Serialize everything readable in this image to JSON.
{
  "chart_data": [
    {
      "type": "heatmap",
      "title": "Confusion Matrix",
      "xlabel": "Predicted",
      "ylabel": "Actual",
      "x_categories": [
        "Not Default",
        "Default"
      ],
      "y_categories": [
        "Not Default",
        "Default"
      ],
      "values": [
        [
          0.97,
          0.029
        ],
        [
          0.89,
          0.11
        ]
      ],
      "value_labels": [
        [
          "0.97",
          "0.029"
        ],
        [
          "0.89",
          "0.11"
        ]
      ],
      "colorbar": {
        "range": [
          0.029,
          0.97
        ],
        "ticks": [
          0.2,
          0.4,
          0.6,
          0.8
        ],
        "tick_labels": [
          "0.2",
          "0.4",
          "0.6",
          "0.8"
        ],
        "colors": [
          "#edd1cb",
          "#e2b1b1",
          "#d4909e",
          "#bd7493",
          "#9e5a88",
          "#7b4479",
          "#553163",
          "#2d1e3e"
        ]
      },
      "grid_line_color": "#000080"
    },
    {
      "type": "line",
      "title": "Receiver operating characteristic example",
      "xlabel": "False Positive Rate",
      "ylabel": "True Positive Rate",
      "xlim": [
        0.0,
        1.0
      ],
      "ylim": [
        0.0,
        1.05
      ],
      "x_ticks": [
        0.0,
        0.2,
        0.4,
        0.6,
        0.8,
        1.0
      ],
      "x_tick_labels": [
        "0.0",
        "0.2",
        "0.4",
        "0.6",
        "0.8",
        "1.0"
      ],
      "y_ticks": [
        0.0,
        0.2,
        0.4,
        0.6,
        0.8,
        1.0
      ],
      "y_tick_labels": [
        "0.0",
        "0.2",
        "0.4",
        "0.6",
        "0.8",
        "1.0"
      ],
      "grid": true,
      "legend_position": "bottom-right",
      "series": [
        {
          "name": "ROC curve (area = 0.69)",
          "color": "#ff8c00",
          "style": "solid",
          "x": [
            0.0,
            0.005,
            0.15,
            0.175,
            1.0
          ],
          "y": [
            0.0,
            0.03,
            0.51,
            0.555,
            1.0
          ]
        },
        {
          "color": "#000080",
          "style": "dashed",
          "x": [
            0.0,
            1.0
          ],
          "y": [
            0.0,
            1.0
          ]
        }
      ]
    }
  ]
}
────────
- **Direction**:
Each record should come back exactly as written.

- **Exercise result**:
Serialize everything readable in this image to JSON.
{
  "chart_data": [
    {
      "type": "heatmap",
      "title": "Confusion Matrix",
      "xlabel": "Predicted",
      "ylabel": "Actual",
      "x_categories": [
        "Not Default",
        "Default"
      ],
      "y_categories": [
        "Not Default",
        "Default"
      ],
      "values": [
        [
          0.97,
          0.029
        ],
        [
          0.89,
          0.11
        ]
      ],
      "value_labels": [
        [
          "0.97",
          "0.029"
        ],
        [
          "0.89",
          "0.11"
        ]
      ],
      "colorbar": {
        "range": [
          0.029,
          0.97
        ],
        "ticks": [
          0.2,
          0.4,
          0.6,
          0.8
        ],
        "tick_labels": [
          "0.2",
          "0.4",
          "0.6",
          "0.8"
        ],
        "colors": [
          "#edd1cb",
          "#e2b1b1",
          "#d4909e",
          "#bd7493",
          "#9e5a88",
          "#7b4479",
          "#553163",
          "#2d1e3e"
        ]
      },
      "grid_line_color": "#000080"
    },
    {
      "type": "line",
      "title": "Receiver operating characteristic example",
      "xlabel": "False Positive Rate",
      "ylabel": "True Positive Rate",
      "xlim": [
        0.0,
        1.0
      ],
      "ylim": [
        0.0,
        1.05
      ],
      "x_ticks": [
        0.0,
        0.2,
        0.4,
        0.6,
        0.8,
        1.0
      ],
      "x_tick_labels": [
        "0.0",
        "0.2",
        "0.4",
        "0.6",
        "0.8",
        "1.0"
      ],
      "y_ticks": [
        0.0,
        0.2,
        0.4,
        0.6,
        0.8,
        1.0
      ],
      "y_tick_labels": [
        "0.0",
        "0.2",
        "0.4",
        "0.6",
        "0.8",
        "1.0"
      ],
      "grid": true,
      "legend_position": "bottom-right",
      "series": [
        {
          "name": "ROC curve (area = 0.69)",
          "color": "#ff8c00",
          "style": "solid",
          "x": [
            0.0,
            0.005,
            0.15,
            0.175,
            1.0
          ],
          "y": [
            0.0,
            0.03,
            0.51,
            0.555,
            1.0
          ]
        },
        {
          "color": "#000080",
          "style": "dashed",
          "x": [
            0.0,
            1.0
          ],
          "y": [
            0.0,
            1.0
          ]
        }
      ]
    }
  ]
}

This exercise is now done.